Records for the exercise:
....

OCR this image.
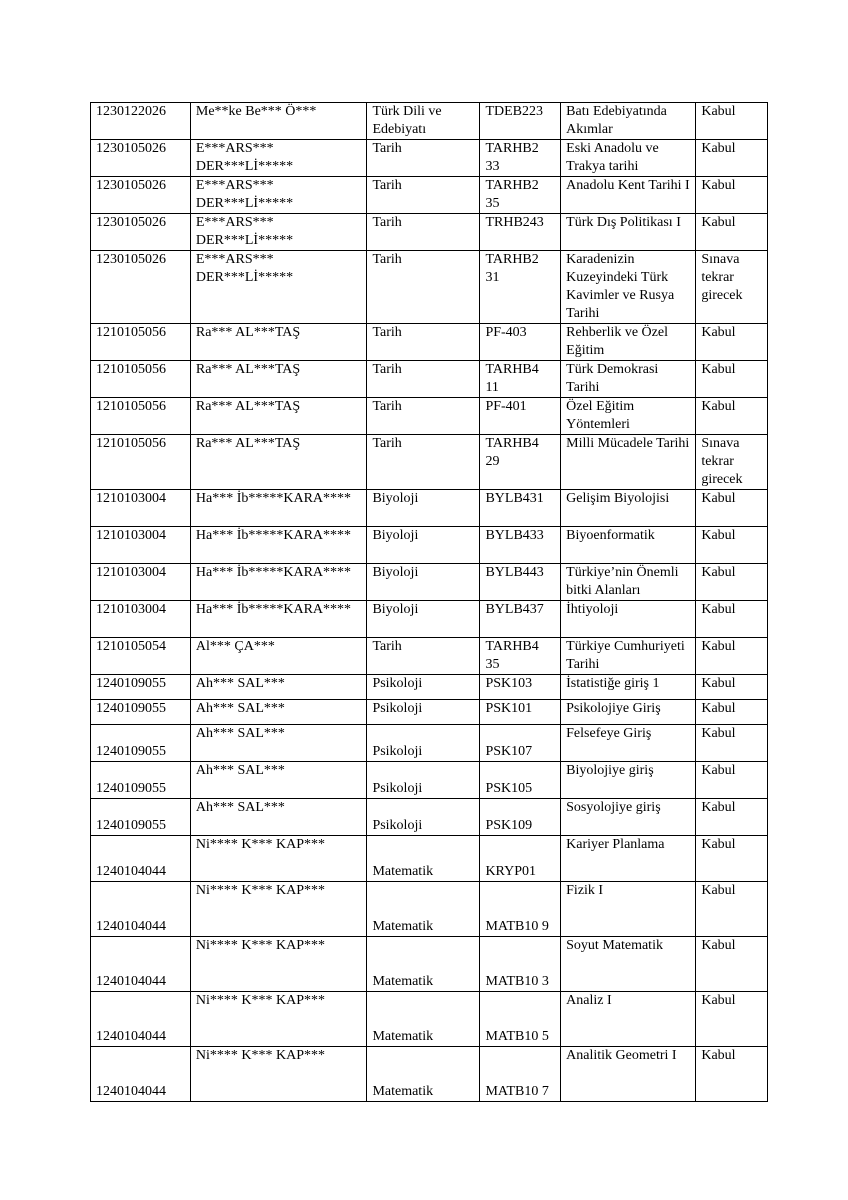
1230122026	Me**ke Be*** Ö***	Türk Dili ve Edebiyatı	TDEB223	Batı Edebiyatında Akımlar	Kabul
1230105026	E***ARS*** DER***Lİ*****	Tarih	TARHB2 33	Eski Anadolu ve Trakya tarihi	Kabul
1230105026	E***ARS*** DER***Lİ*****	Tarih	TARHB2 35	Anadolu Kent Tarihi I	Kabul
1230105026	E***ARS*** DER***Lİ*****	Tarih	TRHB243	Türk Dış Politikası I	Kabul
1230105026	E***ARS*** DER***Lİ*****	Tarih	TARHB2 31	Karadenizin Kuzeyindeki Türk Kavimler ve Rusya Tarihi	Sınava tekrar girecek
1210105056	Ra*** AL***TAŞ	Tarih	PF-403	Rehberlik ve Özel Eğitim	Kabul
1210105056	Ra*** AL***TAŞ	Tarih	TARHB4 11	Türk Demokrasi Tarihi	Kabul
1210105056	Ra*** AL***TAŞ	Tarih	PF-401	Özel Eğitim Yöntemleri	Kabul
1210105056	Ra*** AL***TAŞ	Tarih	TARHB4 29	Milli Mücadele Tarihi	Sınava tekrar girecek
1210103004	Ha*** İb*****KARA****	Biyoloji	BYLB431	Gelişim Biyolojisi	Kabul
1210103004	Ha*** İb*****KARA****	Biyoloji	BYLB433	Biyoenformatik	Kabul
1210103004	Ha*** İb*****KARA****	Biyoloji	BYLB443	Türkiye’nin Önemli bitki Alanları	Kabul
1210103004	Ha*** İb*****KARA****	Biyoloji	BYLB437	İhtiyoloji	Kabul
1210105054	Al*** ÇA***	Tarih	TARHB4 35	Türkiye Cumhuriyeti Tarihi	Kabul
1240109055	Ah*** SAL***	Psikoloji	PSK103	İstatistiğe giriş 1	Kabul
1240109055	Ah*** SAL***	Psikoloji	PSK101	Psikolojiye Giriş	Kabul
1240109055	Ah*** SAL***	Psikoloji	PSK107	Felsefeye Giriş	Kabul
1240109055	Ah*** SAL***	Psikoloji	PSK105	Biyolojiye giriş	Kabul
1240109055	Ah*** SAL***	Psikoloji	PSK109	Sosyolojiye giriş	Kabul
1240104044	Ni**** K*** KAP***	Matematik	KRYP01	Kariyer Planlama	Kabul
1240104044	Ni**** K*** KAP***	Matematik	MATB10 9	Fizik I	Kabul
1240104044	Ni**** K*** KAP***	Matematik	MATB10 3	Soyut Matematik	Kabul
1240104044	Ni**** K*** KAP***	Matematik	MATB10 5	Analiz I	Kabul
1240104044	Ni**** K*** KAP***	Matematik	MATB10 7	Analitik Geometri I	Kabul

....

Task description: Find each line that has the word "Psikoloji", then copy it out.

Answer to the exercise:
1240109055	Ah*** SAL***	Psikoloji	PSK103	İstatistiğe giriş 1	Kabul
1240109055	Ah*** SAL***	Psikoloji	PSK101	Psikolojiye Giriş	Kabul
1240109055	Ah*** SAL***	Psikoloji	PSK107	Felsefeye Giriş	Kabul
1240109055	Ah*** SAL***	Psikoloji	PSK105	Biyolojiye giriş	Kabul
1240109055	Ah*** SAL***	Psikoloji	PSK109	Sosyolojiye giriş	Kabul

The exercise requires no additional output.